:: WHAT YOU HAVE TO DO ::
Locate all lines in the data below that hold "发生癌变" and show them.

-------- RECORDS FOR THE EXERCISE

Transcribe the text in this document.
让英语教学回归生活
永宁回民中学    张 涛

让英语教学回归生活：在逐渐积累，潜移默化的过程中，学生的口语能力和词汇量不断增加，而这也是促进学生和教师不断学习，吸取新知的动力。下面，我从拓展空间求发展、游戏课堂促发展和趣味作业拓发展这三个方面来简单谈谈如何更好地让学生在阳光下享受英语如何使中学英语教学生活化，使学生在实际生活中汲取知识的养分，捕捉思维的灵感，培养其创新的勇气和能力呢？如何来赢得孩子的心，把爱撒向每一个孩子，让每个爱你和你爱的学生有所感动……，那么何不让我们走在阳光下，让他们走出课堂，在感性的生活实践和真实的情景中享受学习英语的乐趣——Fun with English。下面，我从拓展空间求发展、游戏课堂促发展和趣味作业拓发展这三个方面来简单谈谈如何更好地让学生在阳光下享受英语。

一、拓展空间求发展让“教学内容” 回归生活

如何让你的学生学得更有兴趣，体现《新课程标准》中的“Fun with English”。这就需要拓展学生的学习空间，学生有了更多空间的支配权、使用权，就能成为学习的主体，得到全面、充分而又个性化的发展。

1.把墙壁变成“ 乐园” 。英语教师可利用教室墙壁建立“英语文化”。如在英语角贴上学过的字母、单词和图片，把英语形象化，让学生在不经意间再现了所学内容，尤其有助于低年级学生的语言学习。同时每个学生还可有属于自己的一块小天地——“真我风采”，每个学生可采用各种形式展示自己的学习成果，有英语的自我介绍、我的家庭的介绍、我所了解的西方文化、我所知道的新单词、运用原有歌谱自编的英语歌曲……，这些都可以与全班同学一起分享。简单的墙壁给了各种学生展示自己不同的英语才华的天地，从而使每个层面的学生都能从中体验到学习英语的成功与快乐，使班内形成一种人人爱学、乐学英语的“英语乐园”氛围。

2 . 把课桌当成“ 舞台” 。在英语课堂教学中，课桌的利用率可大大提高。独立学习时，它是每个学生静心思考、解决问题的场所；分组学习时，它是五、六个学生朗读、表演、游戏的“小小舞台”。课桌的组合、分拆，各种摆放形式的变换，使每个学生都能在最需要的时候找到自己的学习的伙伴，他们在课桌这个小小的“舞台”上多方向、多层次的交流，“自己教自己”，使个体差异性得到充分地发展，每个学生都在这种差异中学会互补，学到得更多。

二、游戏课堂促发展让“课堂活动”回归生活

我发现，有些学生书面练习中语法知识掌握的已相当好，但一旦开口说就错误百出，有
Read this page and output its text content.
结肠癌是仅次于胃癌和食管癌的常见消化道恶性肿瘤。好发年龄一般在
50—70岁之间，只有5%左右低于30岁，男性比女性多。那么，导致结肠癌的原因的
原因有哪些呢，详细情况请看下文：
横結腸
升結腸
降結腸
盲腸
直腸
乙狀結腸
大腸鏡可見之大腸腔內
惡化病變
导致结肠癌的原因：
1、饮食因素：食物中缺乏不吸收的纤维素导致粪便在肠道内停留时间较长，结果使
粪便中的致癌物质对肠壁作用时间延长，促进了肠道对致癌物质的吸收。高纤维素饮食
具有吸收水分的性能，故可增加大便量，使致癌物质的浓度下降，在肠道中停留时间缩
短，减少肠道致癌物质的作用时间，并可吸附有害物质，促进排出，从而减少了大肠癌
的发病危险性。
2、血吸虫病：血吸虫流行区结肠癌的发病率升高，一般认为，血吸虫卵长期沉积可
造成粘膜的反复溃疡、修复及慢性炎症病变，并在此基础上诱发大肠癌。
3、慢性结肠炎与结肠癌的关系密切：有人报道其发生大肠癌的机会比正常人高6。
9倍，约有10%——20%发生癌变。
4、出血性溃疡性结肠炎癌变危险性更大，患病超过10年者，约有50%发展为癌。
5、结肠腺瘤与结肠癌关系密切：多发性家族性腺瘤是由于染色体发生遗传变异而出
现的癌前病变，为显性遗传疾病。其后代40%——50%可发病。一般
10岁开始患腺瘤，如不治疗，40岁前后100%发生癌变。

----------------

:: WRITTEN RESPONSE ::
9倍，约有10%——20%发生癌变。
10岁开始患腺瘤，如不治疗，40岁前后100%发生癌变。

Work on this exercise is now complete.